Challenge: Give the number of lines in the data that hold the word "foregoing", and nothing else.

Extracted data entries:

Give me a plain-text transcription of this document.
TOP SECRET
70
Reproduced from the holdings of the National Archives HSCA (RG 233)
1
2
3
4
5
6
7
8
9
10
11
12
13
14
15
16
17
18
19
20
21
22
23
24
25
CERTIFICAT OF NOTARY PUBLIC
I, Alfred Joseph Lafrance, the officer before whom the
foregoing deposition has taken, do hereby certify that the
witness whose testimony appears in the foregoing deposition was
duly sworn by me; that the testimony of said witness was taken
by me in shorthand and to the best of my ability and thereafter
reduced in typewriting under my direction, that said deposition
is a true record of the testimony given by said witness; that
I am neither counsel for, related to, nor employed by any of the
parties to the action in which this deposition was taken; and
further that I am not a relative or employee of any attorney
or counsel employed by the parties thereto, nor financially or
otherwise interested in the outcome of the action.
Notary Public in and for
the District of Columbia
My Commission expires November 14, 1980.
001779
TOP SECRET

Written solution: 2